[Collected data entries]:
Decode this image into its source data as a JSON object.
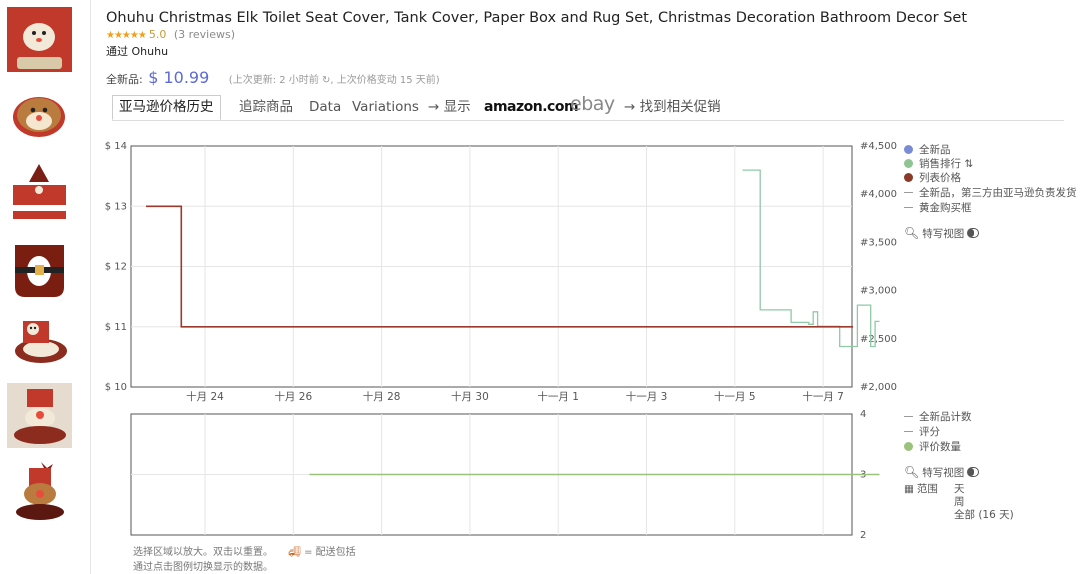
{
  "product": {
    "title": "Ohuhu Christmas Elk Toilet Seat Cover, Tank Cover, Paper Box and Rug Set, Christmas Decoration Bathroom Decor Set",
    "stars": "★★★★★",
    "rating": "5.0",
    "reviews": "(3 reviews)",
    "by": "通过 Ohuhu"
  },
  "price": {
    "label": "全新品:",
    "value": "$ 10.99",
    "updated": "(上次更新:  2 小时前 ↻, 上次价格变动 15 天前)"
  },
  "tabs": {
    "history": "亚马逊价格历史",
    "track": "追踪商品",
    "data": "Data",
    "variations": "Variations",
    "show": "→ 显示",
    "amazon": "amazon.com",
    "ebay": "ebay",
    "deals": "→ 找到相关促销"
  },
  "legend_top": {
    "new": "全新品",
    "sales_rank": "销售排行",
    "list_price": "列表价格",
    "third_party": "全新品，第三方由亚马逊负责发货",
    "buybox": "黄金购买框",
    "close_up": "特写视图"
  },
  "legend_bottom": {
    "new_count": "全新品计数",
    "rating": "评分",
    "review_count": "评价数量",
    "close_up": "特写视图",
    "range_label": "范围",
    "range_day": "天",
    "range_week": "周",
    "range_all": "全部 (16 天)"
  },
  "footer": {
    "zoom_hint": "选择区域以放大。双击以重置。",
    "shipping": "= 配送包括",
    "legend_hint": "通过点击图例切换显示的数据。"
  },
  "colors": {
    "new": "#7a8bd6",
    "sales_rank": "#8fc493",
    "list_price": "#8b3a2a",
    "rating": "#9ac27b",
    "line_red": "#9b3a2c",
    "line_green": "#8fc9a8"
  },
  "icons": [
    "search-icon",
    "calendar-icon",
    "truck-icon",
    "sort-icon",
    "refresh-icon",
    "toggle-icon"
  ],
  "chart_data": [
    {
      "type": "line",
      "x_tick_labels": [
        "十月 24",
        "十月 26",
        "十月 28",
        "十月 30",
        "十一月 1",
        "十一月 3",
        "十一月 5",
        "十一月 7"
      ],
      "y_left_ticks": [
        "$ 14",
        "$ 13",
        "$ 12",
        "$ 11",
        "$ 10"
      ],
      "y_right_ticks": [
        "#4,500",
        "#4,000",
        "#3,500",
        "#3,000",
        "#2,500",
        "#2,000"
      ],
      "ylim_left": [
        10,
        14
      ],
      "ylim_right": [
        2000,
        4500
      ],
      "x_range_days": [
        0,
        16
      ],
      "grid": true,
      "legend_position": "right",
      "series": [
        {
          "name": "列表价格",
          "axis": "left",
          "step": true,
          "points": [
            [
              0,
              13
            ],
            [
              0.8,
              13
            ],
            [
              0.8,
              11
            ],
            [
              16,
              11
            ]
          ]
        },
        {
          "name": "销售排行",
          "axis": "right",
          "step": true,
          "points": [
            [
              13.5,
              4250
            ],
            [
              13.9,
              4250
            ],
            [
              13.9,
              2800
            ],
            [
              14.6,
              2800
            ],
            [
              14.6,
              2670
            ],
            [
              15.0,
              2670
            ],
            [
              15.0,
              2650
            ],
            [
              15.1,
              2650
            ],
            [
              15.1,
              2780
            ],
            [
              15.2,
              2780
            ],
            [
              15.2,
              2630
            ],
            [
              15.7,
              2630
            ],
            [
              15.7,
              2420
            ],
            [
              16.1,
              2420
            ],
            [
              16.1,
              2850
            ],
            [
              16.4,
              2850
            ],
            [
              16.4,
              2420
            ],
            [
              16.5,
              2420
            ],
            [
              16.5,
              2680
            ],
            [
              16.6,
              2680
            ]
          ]
        }
      ]
    },
    {
      "type": "line",
      "y_right_ticks": [
        "4",
        "3",
        "2"
      ],
      "ylim_right": [
        2,
        4
      ],
      "grid": true,
      "legend_position": "right",
      "series": [
        {
          "name": "评价数量",
          "axis": "right",
          "points": [
            [
              3.7,
              3
            ],
            [
              16.6,
              3
            ]
          ]
        }
      ]
    }
  ]
}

[Directive]:
Leave out the pictures and reproduce the rest of the listing exactly.

[Task answer]:
Decode this image into its source data as a JSON object.
{
  "product": {
    "title": "Ohuhu Christmas Elk Toilet Seat Cover, Tank Cover, Paper Box and Rug Set, Christmas Decoration Bathroom Decor Set",
    "stars": "★★★★★",
    "rating": "5.0",
    "reviews": "(3 reviews)",
    "by": "通过 Ohuhu"
  },
  "price": {
    "label": "全新品:",
    "value": "$ 10.99",
    "updated": "(上次更新:  2 小时前 ↻, 上次价格变动 15 天前)"
  },
  "tabs": {
    "history": "亚马逊价格历史",
    "track": "追踪商品",
    "data": "Data",
    "variations": "Variations",
    "show": "→ 显示",
    "amazon": "amazon.com",
    "ebay": "ebay",
    "deals": "→ 找到相关促销"
  },
  "legend_top": {
    "new": "全新品",
    "sales_rank": "销售排行",
    "list_price": "列表价格",
    "third_party": "全新品，第三方由亚马逊负责发货",
    "buybox": "黄金购买框",
    "close_up": "特写视图"
  },
  "legend_bottom": {
    "new_count": "全新品计数",
    "rating": "评分",
    "review_count": "评价数量",
    "close_up": "特写视图",
    "range_label": "范围",
    "range_day": "天",
    "range_week": "周",
    "range_all": "全部 (16 天)"
  },
  "footer": {
    "zoom_hint": "选择区域以放大。双击以重置。",
    "shipping": "= 配送包括",
    "legend_hint": "通过点击图例切换显示的数据。"
  },
  "colors": {
    "new": "#7a8bd6",
    "sales_rank": "#8fc493",
    "list_price": "#8b3a2a",
    "rating": "#9ac27b",
    "line_red": "#9b3a2c",
    "line_green": "#8fc9a8"
  },
  "icons": [
    "search-icon",
    "calendar-icon",
    "truck-icon",
    "sort-icon",
    "refresh-icon",
    "toggle-icon"
  ],
  "chart_data": [
    {
      "type": "line",
      "x_tick_labels": [
        "十月 24",
        "十月 26",
        "十月 28",
        "十月 30",
        "十一月 1",
        "十一月 3",
        "十一月 5",
        "十一月 7"
      ],
      "y_left_ticks": [
        "$ 14",
        "$ 13",
        "$ 12",
        "$ 11",
        "$ 10"
      ],
      "y_right_ticks": [
        "#4,500",
        "#4,000",
        "#3,500",
        "#3,000",
        "#2,500",
        "#2,000"
      ],
      "ylim_left": [
        10,
        14
      ],
      "ylim_right": [
        2000,
        4500
      ],
      "x_range_days": [
        0,
        16
      ],
      "grid": true,
      "legend_position": "right",
      "series": [
        {
          "name": "列表价格",
          "axis": "left",
          "step": true,
          "points": [
            [
              0,
              13
            ],
            [
              0.8,
              13
            ],
            [
              0.8,
              11
            ],
            [
              16,
              11
            ]
          ]
        },
        {
          "name": "销售排行",
          "axis": "right",
          "step": true,
          "points": [
            [
              13.5,
              4250
            ],
            [
              13.9,
              4250
            ],
            [
              13.9,
              2800
            ],
            [
              14.6,
              2800
            ],
            [
              14.6,
              2670
            ],
            [
              15.0,
              2670
            ],
            [
              15.0,
              2650
            ],
            [
              15.1,
              2650
            ],
            [
              15.1,
              2780
            ],
            [
              15.2,
              2780
            ],
            [
              15.2,
              2630
            ],
            [
              15.7,
              2630
            ],
            [
              15.7,
              2420
            ],
            [
              16.1,
              2420
            ],
            [
              16.1,
              2850
            ],
            [
              16.4,
              2850
            ],
            [
              16.4,
              2420
            ],
            [
              16.5,
              2420
            ],
            [
              16.5,
              2680
            ],
            [
              16.6,
              2680
            ]
          ]
        }
      ]
    },
    {
      "type": "line",
      "y_right_ticks": [
        "4",
        "3",
        "2"
      ],
      "ylim_right": [
        2,
        4
      ],
      "grid": true,
      "legend_position": "right",
      "series": [
        {
          "name": "评价数量",
          "axis": "right",
          "points": [
            [
              3.7,
              3
            ],
            [
              16.6,
              3
            ]
          ]
        }
      ]
    }
  ]
}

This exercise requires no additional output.